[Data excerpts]
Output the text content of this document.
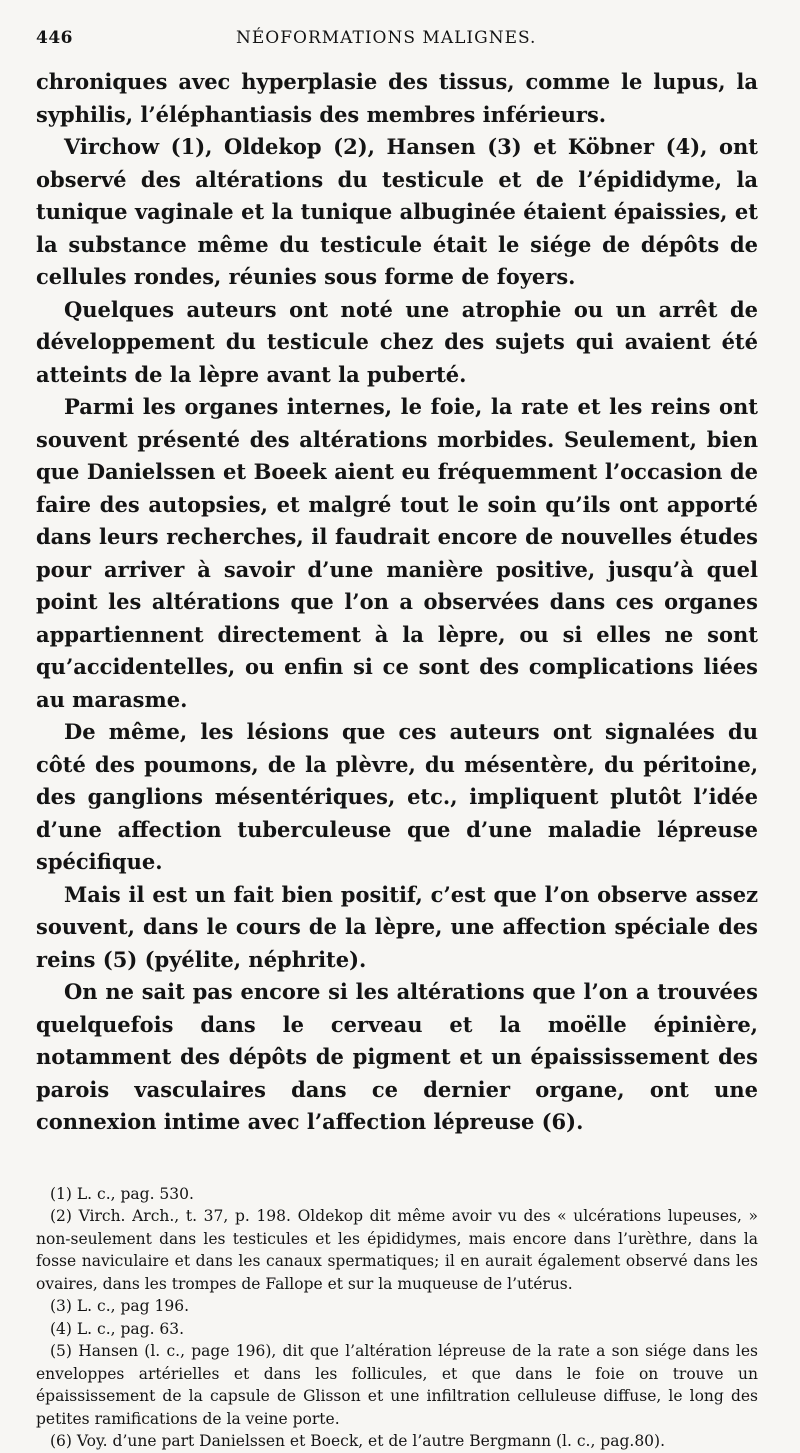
446	NÉOFORMATIONS MALIGNES.

chroniques avec hyperplasie des tissus, comme le lupus, la syphilis, l’éléphantiasis des membres inférieurs.

Virchow (1), Oldekop (2), Hansen (3) et Köbner (4), ont observé des altérations du testicule et de l’épididyme, la tunique vaginale et la tunique albuginée étaient épaissies, et la substance même du testicule était le siége de dépôts de cellules rondes, réunies sous forme de foyers.

Quelques auteurs ont noté une atrophie ou un arrêt de développement du testicule chez des sujets qui avaient été atteints de la lèpre avant la puberté.

Parmi les organes internes, le foie, la rate et les reins ont souvent présenté des altérations morbides. Seulement, bien que Danielssen et Boeek aient eu fréquemment l’occasion de faire des autopsies, et malgré tout le soin qu’ils ont apporté dans leurs recherches, il faudrait encore de nouvelles études pour arriver à savoir d’une manière positive, jusqu’à quel point les altérations que l’on a observées dans ces organes appartiennent directement à la lèpre, ou si elles ne sont qu’accidentelles, ou enfin si ce sont des complications liées au marasme.

De même, les lésions que ces auteurs ont signalées du côté des poumons, de la plèvre, du mésentère, du péritoine, des ganglions mésentériques, etc., impliquent plutôt l’idée d’une affection tuberculeuse que d’une maladie lépreuse spécifique.

Mais il est un fait bien positif, c’est que l’on observe assez souvent, dans le cours de la lèpre, une affection spéciale des reins (5) (pyélite, néphrite).

On ne sait pas encore si les altérations que l’on a trouvées quelquefois dans le cerveau et la moëlle épinière, notamment des dépôts de pigment et un épaississement des parois vasculaires dans ce dernier organe, ont une connexion intime avec l’affection lépreuse (6).

(1) L. c., pag. 530.

(2) Virch. Arch., t. 37, p. 198. Oldekop dit même avoir vu des « ulcérations lupeuses, » non-seulement dans les testicules et les épididymes, mais encore dans l’urèthre, dans la fosse naviculaire et dans les canaux spermatiques; il en aurait également observé dans les ovaires, dans les trompes de Fallope et sur la muqueuse de l’utérus.

(3) L. c., pag 196.

(4) L. c., pag. 63.

(5) Hansen (l. c., page 196), dit que l’altération lépreuse de la rate a son siége dans les enveloppes artérielles et dans les follicules, et que dans le foie on trouve un épaississement de la capsule de Glisson et une infiltration celluleuse diffuse, le long des petites ramifications de la veine porte.

(6) Voy. d’une part Danielssen et Boeck, et de l’autre Bergmann (l. c., pag.80).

**INSTRUCTIONS FOR THE TASK**
Show every line from the entries above in which the word "souvent" appears.

**RESULT OF THE EXERCISE**
Parmi les organes internes, le foie, la rate et les reins ont souvent présenté des altérations morbides. Seulement, bien que Danielssen et Boeek aient eu fréquemment l’occasion de faire des autopsies, et malgré tout le soin qu’ils ont apporté dans leurs recherches, il faudrait encore de nouvelles études pour arriver à savoir d’une manière positive, jusqu’à quel point les altérations que l’on a observées dans ces organes appartiennent directement à la lèpre, ou si elles ne sont qu’accidentelles, ou enfin si ce sont des complications liées au marasme.
Mais il est un fait bien positif, c’est que l’on observe assez souvent, dans le cours de la lèpre, une affection spéciale des reins (5) (pyélite, néphrite).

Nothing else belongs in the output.